» **WHAT YOU HAVE TO DO**:
Transcribe every line of the records verbatim.
___ ENTRIES SHOWN ___
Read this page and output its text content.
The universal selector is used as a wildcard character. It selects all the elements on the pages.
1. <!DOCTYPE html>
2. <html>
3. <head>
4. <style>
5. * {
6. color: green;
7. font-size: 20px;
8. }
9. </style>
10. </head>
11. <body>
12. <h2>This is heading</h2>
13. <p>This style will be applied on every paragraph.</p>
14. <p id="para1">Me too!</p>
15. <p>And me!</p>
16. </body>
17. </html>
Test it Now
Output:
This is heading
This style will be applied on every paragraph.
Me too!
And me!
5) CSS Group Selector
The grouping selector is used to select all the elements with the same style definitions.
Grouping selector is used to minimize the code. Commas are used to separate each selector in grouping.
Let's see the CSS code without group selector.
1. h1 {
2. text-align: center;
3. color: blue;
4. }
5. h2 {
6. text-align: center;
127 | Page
___
» **EXPECTED ANSWER**:
Read this page and output its text content.
The universal selector is used as a wildcard character. It selects all the elements on the pages.
1. <!DOCTYPE html>
2. <html>
3. <head>
4. <style>
5. * {
6. color: green;
7. font-size: 20px;
8. }
9. </style>
10. </head>
11. <body>
12. <h2>This is heading</h2>
13. <p>This style will be applied on every paragraph.</p>
14. <p id="para1">Me too!</p>
15. <p>And me!</p>
16. </body>
17. </html>
Test it Now
Output:
This is heading
This style will be applied on every paragraph.
Me too!
And me!
5) CSS Group Selector
The grouping selector is used to select all the elements with the same style definitions.
Grouping selector is used to minimize the code. Commas are used to separate each selector in grouping.
Let's see the CSS code without group selector.
1. h1 {
2. text-align: center;
3. color: blue;
4. }
5. h2 {
6. text-align: center;
127 | Page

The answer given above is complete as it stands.